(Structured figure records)
* * * * * * *

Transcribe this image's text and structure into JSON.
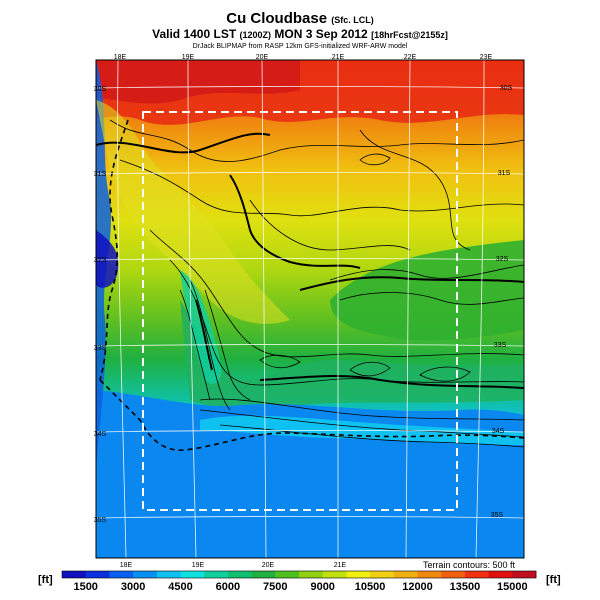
{
  "header": {
    "title": "Cu Cloudbase",
    "title_suffix": "(Sfc. LCL)",
    "valid_line": "Valid 1400 LST",
    "valid_local": "(1200Z)",
    "valid_date": "MON 3 Sep 2012",
    "forecast_info": "[18hrFcst@2155z]",
    "credit": "DrJack BLIPMAP from RASP 12km GFS-initialized WRF-ARW model"
  },
  "map": {
    "lon_labels_top": [
      "18E",
      "19E",
      "20E",
      "21E",
      "22E",
      "23E"
    ],
    "lon_labels_bottom": [
      "18E",
      "19E",
      "20E",
      "21E"
    ],
    "lat_labels_left": [
      "30S",
      "31S",
      "32S",
      "33S",
      "34S",
      "35S"
    ],
    "lat_labels_right": [
      "30S",
      "31S",
      "32S",
      "33S",
      "34S",
      "35S"
    ]
  },
  "legend": {
    "unit_left": "[ft]",
    "unit_right": "[ft]",
    "terrain_note": "Terrain contours: 500 ft",
    "tick_labels": [
      "1500",
      "3000",
      "4500",
      "6000",
      "7500",
      "9000",
      "10500",
      "12000",
      "13500",
      "15000"
    ],
    "colors": [
      "#1010c0",
      "#0a30e0",
      "#0a60f0",
      "#0a90f0",
      "#10c0f0",
      "#10e0e0",
      "#10d0a0",
      "#10c070",
      "#20b040",
      "#50c020",
      "#90d010",
      "#c0e010",
      "#f0f010",
      "#f0d010",
      "#f0b010",
      "#f08810",
      "#f06010",
      "#f03010",
      "#e01010",
      "#c01020"
    ]
  }
}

* * * * * * *

Nothing in the entries above should change when they are printed again, except that the pictures are dropped.

Result
Transcribe this image's text and structure into JSON.
{
  "header": {
    "title": "Cu Cloudbase",
    "title_suffix": "(Sfc. LCL)",
    "valid_line": "Valid 1400 LST",
    "valid_local": "(1200Z)",
    "valid_date": "MON 3 Sep 2012",
    "forecast_info": "[18hrFcst@2155z]",
    "credit": "DrJack BLIPMAP from RASP 12km GFS-initialized WRF-ARW model"
  },
  "map": {
    "lon_labels_top": [
      "18E",
      "19E",
      "20E",
      "21E",
      "22E",
      "23E"
    ],
    "lon_labels_bottom": [
      "18E",
      "19E",
      "20E",
      "21E"
    ],
    "lat_labels_left": [
      "30S",
      "31S",
      "32S",
      "33S",
      "34S",
      "35S"
    ],
    "lat_labels_right": [
      "30S",
      "31S",
      "32S",
      "33S",
      "34S",
      "35S"
    ]
  },
  "legend": {
    "unit_left": "[ft]",
    "unit_right": "[ft]",
    "terrain_note": "Terrain contours: 500 ft",
    "tick_labels": [
      "1500",
      "3000",
      "4500",
      "6000",
      "7500",
      "9000",
      "10500",
      "12000",
      "13500",
      "15000"
    ],
    "colors": [
      "#1010c0",
      "#0a30e0",
      "#0a60f0",
      "#0a90f0",
      "#10c0f0",
      "#10e0e0",
      "#10d0a0",
      "#10c070",
      "#20b040",
      "#50c020",
      "#90d010",
      "#c0e010",
      "#f0f010",
      "#f0d010",
      "#f0b010",
      "#f08810",
      "#f06010",
      "#f03010",
      "#e01010",
      "#c01020"
    ]
  }
}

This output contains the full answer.